--- begin Given data ---
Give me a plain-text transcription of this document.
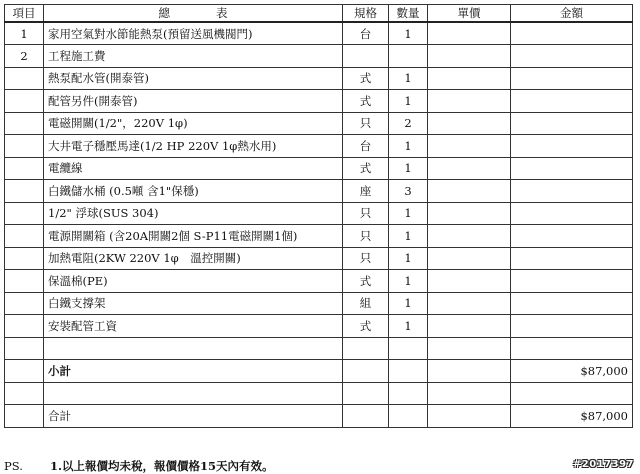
項目	總　　　　表	規格	數量	單價	金額
1	家用空氣對水節能熱泵(預留送風機閥門)	台	1		
2	工程施工費				
	熱泵配水管(開泰管)	式	1		
	配管另件(開泰管)	式	1		
	電磁開關(1/2"，220V 1φ)	只	2		
	大井電子穩壓馬達(1/2 HP 220V 1φ熱水用)	台	1		
	電纜線	式	1		
	白鐵儲水桶 (0.5噸 含1"保穩)	座	3		
	1/2" 浮球(SUS 304)	只	1		
	電源開關箱 (含20A開關2個 S-P11電磁開關1個)	只	1		
	加熱電阻(2KW 220V 1φ　溫控開關)	只	1		
	保溫棉(PE)	式	1		
	白鐵支撐架	組	1		
	安裝配管工資	式	1		

	小計				$87,000

	合計				$87,000
PS. 1.以上報價均未稅，報價價格15天內有效。	#2017397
--- end Given data ---
▶ **Given request**
Restate every record exactly, please; do not copy the pictures.

▶ **Correct result**
Give me a plain-text transcription of this document.
項目	總　　　　表	規格	數量	單價	金額
1	家用空氣對水節能熱泵(預留送風機閥門)	台	1		
2	工程施工費				
	熱泵配水管(開泰管)	式	1		
	配管另件(開泰管)	式	1		
	電磁開關(1/2"，220V 1φ)	只	2		
	大井電子穩壓馬達(1/2 HP 220V 1φ熱水用)	台	1		
	電纜線	式	1		
	白鐵儲水桶 (0.5噸 含1"保穩)	座	3		
	1/2" 浮球(SUS 304)	只	1		
	電源開關箱 (含20A開關2個 S-P11電磁開關1個)	只	1		
	加熱電阻(2KW 220V 1φ　溫控開關)	只	1		
	保溫棉(PE)	式	1		
	白鐵支撐架	組	1		
	安裝配管工資	式	1		

	小計				$87,000

	合計				$87,000
PS. 1.以上報價均未稅，報價價格15天內有效。	#2017397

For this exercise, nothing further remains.